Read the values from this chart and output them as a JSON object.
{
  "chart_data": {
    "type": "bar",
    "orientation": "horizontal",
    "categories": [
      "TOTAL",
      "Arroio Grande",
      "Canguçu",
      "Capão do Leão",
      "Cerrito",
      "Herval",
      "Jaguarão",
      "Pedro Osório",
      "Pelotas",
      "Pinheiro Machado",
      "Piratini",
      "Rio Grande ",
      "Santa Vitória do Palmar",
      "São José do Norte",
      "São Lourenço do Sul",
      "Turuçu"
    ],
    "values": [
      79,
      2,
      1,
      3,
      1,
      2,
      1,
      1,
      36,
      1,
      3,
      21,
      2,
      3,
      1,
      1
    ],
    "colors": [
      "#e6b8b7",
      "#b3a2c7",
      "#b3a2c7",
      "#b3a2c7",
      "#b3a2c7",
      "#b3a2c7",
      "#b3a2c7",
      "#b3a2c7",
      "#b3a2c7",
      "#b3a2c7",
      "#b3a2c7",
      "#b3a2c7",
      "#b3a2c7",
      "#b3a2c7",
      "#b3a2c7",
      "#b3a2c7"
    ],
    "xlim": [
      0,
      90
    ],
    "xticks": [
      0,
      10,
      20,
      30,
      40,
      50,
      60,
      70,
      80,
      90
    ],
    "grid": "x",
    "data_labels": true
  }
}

***

Go through the records above and set each one down exactly, please.

SOLUTION TO THE PROBLEM:
Read the values from this chart and output them as a JSON object.
{
  "chart_data": {
    "type": "bar",
    "orientation": "horizontal",
    "categories": [
      "TOTAL",
      "Arroio Grande",
      "Canguçu",
      "Capão do Leão",
      "Cerrito",
      "Herval",
      "Jaguarão",
      "Pedro Osório",
      "Pelotas",
      "Pinheiro Machado",
      "Piratini",
      "Rio Grande ",
      "Santa Vitória do Palmar",
      "São José do Norte",
      "São Lourenço do Sul",
      "Turuçu"
    ],
    "values": [
      79,
      2,
      1,
      3,
      1,
      2,
      1,
      1,
      36,
      1,
      3,
      21,
      2,
      3,
      1,
      1
    ],
    "colors": [
      "#e6b8b7",
      "#b3a2c7",
      "#b3a2c7",
      "#b3a2c7",
      "#b3a2c7",
      "#b3a2c7",
      "#b3a2c7",
      "#b3a2c7",
      "#b3a2c7",
      "#b3a2c7",
      "#b3a2c7",
      "#b3a2c7",
      "#b3a2c7",
      "#b3a2c7",
      "#b3a2c7",
      "#b3a2c7"
    ],
    "xlim": [
      0,
      90
    ],
    "xticks": [
      0,
      10,
      20,
      30,
      40,
      50,
      60,
      70,
      80,
      90
    ],
    "grid": "x",
    "data_labels": true
  }
}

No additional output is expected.